>> Begin Provided material

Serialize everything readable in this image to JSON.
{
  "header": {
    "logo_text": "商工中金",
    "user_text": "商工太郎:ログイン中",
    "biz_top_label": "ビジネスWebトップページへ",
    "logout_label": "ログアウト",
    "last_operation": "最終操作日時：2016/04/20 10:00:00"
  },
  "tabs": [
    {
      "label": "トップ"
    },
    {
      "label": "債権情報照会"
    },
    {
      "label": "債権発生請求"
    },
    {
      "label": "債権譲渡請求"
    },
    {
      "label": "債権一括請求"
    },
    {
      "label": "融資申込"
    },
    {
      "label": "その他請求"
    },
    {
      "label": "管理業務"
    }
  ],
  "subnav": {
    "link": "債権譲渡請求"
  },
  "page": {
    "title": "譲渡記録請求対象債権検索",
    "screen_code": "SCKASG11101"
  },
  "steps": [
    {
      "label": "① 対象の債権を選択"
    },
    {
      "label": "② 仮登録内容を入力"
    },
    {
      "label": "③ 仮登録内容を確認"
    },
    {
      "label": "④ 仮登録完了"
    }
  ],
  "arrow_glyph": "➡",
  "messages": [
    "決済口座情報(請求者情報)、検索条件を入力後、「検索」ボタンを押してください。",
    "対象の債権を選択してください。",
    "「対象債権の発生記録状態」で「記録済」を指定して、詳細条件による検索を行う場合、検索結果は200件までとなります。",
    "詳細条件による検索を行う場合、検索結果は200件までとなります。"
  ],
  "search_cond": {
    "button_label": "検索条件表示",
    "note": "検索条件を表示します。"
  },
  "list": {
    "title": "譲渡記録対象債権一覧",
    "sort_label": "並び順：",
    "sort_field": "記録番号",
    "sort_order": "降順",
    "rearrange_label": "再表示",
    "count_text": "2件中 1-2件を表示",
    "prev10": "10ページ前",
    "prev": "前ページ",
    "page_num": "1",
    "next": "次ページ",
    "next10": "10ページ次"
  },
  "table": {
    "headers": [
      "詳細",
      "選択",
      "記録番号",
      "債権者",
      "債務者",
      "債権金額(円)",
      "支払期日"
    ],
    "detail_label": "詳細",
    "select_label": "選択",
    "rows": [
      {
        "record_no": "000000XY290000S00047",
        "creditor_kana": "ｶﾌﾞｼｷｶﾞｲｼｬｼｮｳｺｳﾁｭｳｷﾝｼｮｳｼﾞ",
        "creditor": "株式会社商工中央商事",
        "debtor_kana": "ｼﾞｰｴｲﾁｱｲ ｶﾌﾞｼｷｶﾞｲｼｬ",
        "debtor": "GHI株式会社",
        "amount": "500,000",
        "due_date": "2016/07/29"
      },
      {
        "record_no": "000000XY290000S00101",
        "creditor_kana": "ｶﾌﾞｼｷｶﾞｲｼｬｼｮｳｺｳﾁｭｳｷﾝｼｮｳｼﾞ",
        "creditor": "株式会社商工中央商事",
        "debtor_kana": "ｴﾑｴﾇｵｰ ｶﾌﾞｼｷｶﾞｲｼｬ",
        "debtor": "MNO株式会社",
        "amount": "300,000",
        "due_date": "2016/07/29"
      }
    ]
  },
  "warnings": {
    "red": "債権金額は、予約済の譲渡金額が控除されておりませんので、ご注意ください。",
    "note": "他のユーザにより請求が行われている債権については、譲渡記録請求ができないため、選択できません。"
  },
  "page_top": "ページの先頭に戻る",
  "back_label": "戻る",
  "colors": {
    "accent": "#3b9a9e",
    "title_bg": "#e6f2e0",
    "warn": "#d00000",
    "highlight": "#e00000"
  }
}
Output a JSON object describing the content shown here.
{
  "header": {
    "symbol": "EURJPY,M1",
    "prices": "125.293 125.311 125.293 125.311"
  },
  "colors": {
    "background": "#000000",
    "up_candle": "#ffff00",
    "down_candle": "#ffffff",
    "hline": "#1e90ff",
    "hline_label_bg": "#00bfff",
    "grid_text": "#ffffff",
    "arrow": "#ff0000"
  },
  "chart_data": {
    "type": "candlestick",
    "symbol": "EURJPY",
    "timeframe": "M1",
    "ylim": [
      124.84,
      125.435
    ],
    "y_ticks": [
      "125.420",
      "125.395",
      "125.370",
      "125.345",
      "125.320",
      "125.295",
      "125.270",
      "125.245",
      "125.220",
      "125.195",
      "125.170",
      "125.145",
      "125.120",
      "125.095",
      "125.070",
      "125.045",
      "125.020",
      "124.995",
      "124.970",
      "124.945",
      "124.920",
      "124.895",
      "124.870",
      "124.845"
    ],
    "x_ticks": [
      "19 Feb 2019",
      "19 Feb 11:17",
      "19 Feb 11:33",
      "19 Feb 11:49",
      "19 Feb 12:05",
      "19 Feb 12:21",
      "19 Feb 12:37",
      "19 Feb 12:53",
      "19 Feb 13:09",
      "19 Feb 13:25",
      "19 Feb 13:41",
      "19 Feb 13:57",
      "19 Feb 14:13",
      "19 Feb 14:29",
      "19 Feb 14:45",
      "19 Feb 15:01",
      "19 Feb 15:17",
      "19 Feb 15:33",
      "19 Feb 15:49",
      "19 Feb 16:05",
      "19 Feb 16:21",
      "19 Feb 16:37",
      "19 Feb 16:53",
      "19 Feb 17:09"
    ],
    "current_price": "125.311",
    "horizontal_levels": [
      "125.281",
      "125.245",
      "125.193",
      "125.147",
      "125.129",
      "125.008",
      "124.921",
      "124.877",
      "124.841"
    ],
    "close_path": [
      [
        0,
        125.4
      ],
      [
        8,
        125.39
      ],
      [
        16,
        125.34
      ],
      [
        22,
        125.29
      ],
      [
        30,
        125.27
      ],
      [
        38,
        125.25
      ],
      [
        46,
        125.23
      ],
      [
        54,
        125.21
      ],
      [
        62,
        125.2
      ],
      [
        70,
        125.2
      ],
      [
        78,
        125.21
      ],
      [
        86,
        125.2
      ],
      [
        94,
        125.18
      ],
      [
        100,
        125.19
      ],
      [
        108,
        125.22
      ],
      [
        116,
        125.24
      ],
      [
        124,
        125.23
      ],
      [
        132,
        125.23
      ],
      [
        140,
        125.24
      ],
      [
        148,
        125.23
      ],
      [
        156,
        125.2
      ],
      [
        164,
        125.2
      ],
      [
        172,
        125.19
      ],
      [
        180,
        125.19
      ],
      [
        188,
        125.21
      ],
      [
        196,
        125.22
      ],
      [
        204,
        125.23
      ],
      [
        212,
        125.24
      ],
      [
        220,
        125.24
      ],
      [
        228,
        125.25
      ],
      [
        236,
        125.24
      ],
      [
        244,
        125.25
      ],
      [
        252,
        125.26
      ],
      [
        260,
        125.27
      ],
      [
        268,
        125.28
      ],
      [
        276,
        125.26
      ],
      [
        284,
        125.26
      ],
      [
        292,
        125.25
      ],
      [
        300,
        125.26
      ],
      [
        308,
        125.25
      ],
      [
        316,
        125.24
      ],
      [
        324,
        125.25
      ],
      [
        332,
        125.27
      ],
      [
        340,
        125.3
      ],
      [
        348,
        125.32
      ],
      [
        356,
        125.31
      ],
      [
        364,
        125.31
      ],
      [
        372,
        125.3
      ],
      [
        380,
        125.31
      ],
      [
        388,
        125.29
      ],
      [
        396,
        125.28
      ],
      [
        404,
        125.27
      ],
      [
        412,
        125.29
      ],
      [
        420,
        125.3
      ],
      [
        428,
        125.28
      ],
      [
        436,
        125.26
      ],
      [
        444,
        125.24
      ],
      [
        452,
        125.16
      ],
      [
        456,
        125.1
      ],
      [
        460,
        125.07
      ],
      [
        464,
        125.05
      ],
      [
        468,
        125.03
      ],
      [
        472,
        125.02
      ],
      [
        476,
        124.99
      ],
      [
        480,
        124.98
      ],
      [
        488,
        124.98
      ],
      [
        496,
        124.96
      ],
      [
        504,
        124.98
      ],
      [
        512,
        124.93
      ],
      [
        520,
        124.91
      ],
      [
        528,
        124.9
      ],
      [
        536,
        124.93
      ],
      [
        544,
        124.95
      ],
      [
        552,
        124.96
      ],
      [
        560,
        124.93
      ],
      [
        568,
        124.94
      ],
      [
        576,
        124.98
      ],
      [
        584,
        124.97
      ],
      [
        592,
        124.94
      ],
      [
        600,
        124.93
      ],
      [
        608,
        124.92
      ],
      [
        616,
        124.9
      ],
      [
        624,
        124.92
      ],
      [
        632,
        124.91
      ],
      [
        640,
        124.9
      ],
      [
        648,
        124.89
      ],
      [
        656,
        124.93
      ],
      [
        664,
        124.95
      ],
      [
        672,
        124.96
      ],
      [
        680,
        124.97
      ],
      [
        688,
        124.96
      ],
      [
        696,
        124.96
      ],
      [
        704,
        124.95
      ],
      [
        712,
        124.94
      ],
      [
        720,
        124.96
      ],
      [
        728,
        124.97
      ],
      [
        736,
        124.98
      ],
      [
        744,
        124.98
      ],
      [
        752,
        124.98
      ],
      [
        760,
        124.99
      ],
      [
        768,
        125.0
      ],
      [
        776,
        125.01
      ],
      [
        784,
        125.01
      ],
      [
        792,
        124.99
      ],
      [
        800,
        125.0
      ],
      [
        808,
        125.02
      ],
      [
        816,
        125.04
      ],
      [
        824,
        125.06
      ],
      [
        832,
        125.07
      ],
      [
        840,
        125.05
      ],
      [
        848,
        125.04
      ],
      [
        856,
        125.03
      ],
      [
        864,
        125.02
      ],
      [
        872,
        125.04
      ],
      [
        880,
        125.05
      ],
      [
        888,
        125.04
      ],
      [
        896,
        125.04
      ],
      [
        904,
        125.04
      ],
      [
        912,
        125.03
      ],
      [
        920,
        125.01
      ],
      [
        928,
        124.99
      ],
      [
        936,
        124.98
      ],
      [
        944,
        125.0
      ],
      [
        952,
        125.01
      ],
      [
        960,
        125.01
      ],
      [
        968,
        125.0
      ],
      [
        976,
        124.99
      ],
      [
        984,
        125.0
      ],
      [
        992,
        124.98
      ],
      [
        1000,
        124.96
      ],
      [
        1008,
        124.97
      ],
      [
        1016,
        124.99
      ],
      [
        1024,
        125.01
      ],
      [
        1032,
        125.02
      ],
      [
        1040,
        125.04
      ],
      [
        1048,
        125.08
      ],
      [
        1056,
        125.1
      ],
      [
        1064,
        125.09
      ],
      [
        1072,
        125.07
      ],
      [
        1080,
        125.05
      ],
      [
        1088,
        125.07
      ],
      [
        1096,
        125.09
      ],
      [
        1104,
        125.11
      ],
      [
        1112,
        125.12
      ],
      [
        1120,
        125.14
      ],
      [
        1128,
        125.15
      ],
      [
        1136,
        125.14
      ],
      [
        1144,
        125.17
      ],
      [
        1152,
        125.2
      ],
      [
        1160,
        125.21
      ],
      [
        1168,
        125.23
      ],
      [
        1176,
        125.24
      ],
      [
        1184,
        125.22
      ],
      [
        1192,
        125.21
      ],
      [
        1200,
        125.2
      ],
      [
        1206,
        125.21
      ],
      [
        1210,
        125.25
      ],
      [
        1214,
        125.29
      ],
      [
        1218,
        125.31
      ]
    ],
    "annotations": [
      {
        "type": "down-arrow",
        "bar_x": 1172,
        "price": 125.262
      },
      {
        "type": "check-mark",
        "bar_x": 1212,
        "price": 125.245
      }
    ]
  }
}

>> End Provided material

§ Goal: Return each line of the listing that holds the string "type".

§ Worked solution:
    "type": "candlestick",
        "type": "down-arrow",
        "type": "check-mark",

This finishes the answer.